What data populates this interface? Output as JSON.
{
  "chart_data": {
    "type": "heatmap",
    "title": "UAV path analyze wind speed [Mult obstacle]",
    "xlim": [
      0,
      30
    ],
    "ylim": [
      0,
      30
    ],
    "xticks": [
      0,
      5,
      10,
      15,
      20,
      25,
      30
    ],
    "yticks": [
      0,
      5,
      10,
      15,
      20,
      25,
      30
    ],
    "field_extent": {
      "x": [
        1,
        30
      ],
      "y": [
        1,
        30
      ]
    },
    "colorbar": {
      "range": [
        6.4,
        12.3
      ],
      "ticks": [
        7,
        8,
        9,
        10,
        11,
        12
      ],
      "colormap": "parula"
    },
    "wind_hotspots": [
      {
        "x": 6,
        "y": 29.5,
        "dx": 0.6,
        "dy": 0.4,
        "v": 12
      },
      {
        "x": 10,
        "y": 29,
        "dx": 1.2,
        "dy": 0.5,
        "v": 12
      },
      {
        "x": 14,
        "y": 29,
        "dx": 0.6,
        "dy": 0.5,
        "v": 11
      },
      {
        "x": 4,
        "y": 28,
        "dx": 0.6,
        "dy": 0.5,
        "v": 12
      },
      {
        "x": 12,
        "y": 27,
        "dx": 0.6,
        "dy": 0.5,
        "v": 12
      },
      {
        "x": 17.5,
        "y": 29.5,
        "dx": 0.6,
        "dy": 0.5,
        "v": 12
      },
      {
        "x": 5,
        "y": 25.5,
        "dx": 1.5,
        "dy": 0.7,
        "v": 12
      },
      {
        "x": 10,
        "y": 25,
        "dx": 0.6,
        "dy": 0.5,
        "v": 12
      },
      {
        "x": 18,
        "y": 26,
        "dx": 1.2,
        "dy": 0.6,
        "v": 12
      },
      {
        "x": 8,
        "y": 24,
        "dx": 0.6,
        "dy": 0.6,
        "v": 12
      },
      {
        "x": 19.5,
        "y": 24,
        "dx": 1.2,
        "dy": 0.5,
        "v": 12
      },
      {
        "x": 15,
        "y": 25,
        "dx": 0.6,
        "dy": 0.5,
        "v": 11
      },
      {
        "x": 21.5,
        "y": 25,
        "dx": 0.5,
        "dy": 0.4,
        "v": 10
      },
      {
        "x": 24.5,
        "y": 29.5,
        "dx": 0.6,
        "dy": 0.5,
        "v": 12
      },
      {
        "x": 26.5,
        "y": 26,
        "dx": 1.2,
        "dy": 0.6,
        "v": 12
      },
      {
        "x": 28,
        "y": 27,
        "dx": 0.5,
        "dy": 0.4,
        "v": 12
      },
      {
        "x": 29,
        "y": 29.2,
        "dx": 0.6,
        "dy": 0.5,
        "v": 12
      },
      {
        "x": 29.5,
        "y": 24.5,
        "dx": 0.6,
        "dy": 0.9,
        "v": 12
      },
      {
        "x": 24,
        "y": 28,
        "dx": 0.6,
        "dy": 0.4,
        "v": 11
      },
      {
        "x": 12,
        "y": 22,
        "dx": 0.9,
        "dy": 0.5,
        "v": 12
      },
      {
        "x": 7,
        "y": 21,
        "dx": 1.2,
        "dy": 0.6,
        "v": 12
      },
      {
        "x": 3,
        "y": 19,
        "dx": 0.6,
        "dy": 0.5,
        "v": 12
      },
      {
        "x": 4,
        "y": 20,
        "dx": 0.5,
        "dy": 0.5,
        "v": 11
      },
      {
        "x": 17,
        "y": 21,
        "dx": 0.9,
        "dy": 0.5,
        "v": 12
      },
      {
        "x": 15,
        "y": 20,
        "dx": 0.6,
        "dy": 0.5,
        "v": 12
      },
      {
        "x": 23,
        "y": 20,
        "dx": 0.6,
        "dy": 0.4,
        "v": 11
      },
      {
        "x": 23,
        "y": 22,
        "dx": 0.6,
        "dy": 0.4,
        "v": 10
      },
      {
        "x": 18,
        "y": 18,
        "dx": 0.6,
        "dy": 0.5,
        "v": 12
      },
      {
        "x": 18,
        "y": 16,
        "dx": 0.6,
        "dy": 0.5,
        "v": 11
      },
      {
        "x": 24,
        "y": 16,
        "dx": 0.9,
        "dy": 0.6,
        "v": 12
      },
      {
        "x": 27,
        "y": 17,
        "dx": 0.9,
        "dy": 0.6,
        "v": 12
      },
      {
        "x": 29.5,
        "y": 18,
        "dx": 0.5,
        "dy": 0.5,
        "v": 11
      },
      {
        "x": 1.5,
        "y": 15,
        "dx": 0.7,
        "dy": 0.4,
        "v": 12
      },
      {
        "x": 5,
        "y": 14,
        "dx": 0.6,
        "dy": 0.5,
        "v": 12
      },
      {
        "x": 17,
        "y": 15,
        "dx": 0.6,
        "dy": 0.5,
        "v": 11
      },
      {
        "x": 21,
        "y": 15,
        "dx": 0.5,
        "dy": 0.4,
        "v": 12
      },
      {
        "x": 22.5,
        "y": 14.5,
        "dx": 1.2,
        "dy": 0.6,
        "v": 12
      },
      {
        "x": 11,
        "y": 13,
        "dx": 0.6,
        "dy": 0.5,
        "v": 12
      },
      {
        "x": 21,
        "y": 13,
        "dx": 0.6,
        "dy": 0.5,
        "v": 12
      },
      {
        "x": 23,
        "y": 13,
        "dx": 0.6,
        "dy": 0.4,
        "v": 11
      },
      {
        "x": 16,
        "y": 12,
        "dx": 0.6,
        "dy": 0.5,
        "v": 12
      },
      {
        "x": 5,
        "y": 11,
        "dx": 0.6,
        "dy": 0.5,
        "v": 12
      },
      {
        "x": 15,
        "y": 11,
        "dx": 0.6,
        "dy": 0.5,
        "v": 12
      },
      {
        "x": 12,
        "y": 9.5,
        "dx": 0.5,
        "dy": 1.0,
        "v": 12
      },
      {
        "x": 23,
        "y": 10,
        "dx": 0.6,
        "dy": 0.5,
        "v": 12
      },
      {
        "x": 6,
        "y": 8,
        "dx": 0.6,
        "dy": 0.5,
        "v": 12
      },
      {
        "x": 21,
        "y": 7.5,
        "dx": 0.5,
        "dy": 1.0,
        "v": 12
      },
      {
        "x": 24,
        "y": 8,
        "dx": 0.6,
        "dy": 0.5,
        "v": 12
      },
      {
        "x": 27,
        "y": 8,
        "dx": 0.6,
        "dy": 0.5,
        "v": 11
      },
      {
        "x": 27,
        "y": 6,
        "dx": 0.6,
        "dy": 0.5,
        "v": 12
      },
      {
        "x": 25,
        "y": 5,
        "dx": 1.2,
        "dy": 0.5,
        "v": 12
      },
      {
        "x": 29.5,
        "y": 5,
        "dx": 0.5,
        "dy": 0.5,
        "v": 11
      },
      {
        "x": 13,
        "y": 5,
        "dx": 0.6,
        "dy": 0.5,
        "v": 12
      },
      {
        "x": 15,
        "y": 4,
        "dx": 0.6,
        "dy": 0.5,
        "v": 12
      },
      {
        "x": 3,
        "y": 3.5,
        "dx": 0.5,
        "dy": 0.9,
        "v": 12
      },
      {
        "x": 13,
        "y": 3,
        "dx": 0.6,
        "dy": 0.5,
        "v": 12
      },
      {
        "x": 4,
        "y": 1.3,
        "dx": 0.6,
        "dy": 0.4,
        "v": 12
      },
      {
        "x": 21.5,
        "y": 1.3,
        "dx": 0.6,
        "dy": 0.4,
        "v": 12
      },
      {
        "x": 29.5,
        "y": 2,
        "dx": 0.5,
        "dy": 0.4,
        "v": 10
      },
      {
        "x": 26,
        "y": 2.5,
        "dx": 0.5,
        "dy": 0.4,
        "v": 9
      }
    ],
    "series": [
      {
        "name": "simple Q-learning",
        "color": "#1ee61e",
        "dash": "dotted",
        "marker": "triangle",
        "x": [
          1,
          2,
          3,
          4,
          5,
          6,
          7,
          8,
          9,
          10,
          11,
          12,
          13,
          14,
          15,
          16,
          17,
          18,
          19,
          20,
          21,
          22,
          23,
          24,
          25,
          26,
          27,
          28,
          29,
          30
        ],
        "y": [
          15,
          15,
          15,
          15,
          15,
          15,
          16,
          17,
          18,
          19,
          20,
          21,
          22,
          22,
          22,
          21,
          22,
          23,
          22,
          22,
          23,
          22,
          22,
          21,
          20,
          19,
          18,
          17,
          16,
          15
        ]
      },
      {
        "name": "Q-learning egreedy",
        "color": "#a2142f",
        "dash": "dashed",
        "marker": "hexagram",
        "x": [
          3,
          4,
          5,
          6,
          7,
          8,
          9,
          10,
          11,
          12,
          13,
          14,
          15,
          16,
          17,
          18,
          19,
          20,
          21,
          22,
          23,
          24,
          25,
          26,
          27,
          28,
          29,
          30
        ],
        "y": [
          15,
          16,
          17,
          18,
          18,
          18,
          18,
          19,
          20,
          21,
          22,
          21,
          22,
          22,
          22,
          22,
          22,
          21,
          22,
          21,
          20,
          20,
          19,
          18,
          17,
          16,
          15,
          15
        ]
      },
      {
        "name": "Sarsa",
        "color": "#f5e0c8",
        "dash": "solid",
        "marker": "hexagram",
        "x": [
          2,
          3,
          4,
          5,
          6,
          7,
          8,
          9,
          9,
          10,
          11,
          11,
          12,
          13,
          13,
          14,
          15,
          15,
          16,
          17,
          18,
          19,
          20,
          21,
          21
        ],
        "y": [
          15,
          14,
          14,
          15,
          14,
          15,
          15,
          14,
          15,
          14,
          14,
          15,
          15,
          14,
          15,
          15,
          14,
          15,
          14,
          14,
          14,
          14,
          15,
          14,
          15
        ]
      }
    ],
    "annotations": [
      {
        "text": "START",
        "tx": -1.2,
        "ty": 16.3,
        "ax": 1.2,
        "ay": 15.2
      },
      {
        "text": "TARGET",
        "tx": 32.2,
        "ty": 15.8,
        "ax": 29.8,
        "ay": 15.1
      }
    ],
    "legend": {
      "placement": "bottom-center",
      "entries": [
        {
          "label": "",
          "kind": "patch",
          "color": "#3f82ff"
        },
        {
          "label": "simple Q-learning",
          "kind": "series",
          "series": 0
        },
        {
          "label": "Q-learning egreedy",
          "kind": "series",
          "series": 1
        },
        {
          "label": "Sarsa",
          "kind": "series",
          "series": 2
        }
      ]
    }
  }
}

########

**Exercise objective:** Check each line above for the word "egreedy" and say how many have it, with nothing else.

**Exercise answer:** 2